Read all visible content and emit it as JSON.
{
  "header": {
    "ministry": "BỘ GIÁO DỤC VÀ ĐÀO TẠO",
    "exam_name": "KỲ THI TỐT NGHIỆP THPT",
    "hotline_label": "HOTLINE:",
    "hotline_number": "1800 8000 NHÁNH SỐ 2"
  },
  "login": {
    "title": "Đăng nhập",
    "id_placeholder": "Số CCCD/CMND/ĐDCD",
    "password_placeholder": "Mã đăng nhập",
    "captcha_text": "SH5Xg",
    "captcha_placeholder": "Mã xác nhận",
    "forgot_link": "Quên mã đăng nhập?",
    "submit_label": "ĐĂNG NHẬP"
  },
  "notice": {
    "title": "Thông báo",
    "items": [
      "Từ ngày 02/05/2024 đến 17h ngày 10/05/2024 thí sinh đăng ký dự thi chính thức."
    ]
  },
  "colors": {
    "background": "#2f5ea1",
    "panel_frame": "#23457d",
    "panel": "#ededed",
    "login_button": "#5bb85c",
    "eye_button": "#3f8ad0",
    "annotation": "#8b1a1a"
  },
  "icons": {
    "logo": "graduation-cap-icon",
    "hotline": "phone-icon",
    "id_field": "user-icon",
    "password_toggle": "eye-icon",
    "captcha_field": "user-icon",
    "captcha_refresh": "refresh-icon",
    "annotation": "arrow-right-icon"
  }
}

WORK TO DO:
Write out every entry word for word.

RESULT OF THE EXERCISE:
Read all visible content and emit it as JSON.
{
  "header": {
    "ministry": "BỘ GIÁO DỤC VÀ ĐÀO TẠO",
    "exam_name": "KỲ THI TỐT NGHIỆP THPT",
    "hotline_label": "HOTLINE:",
    "hotline_number": "1800 8000 NHÁNH SỐ 2"
  },
  "login": {
    "title": "Đăng nhập",
    "id_placeholder": "Số CCCD/CMND/ĐDCD",
    "password_placeholder": "Mã đăng nhập",
    "captcha_text": "SH5Xg",
    "captcha_placeholder": "Mã xác nhận",
    "forgot_link": "Quên mã đăng nhập?",
    "submit_label": "ĐĂNG NHẬP"
  },
  "notice": {
    "title": "Thông báo",
    "items": [
      "Từ ngày 02/05/2024 đến 17h ngày 10/05/2024 thí sinh đăng ký dự thi chính thức."
    ]
  },
  "colors": {
    "background": "#2f5ea1",
    "panel_frame": "#23457d",
    "panel": "#ededed",
    "login_button": "#5bb85c",
    "eye_button": "#3f8ad0",
    "annotation": "#8b1a1a"
  },
  "icons": {
    "logo": "graduation-cap-icon",
    "hotline": "phone-icon",
    "id_field": "user-icon",
    "password_toggle": "eye-icon",
    "captcha_field": "user-icon",
    "captcha_refresh": "refresh-icon",
    "annotation": "arrow-right-icon"
  }
}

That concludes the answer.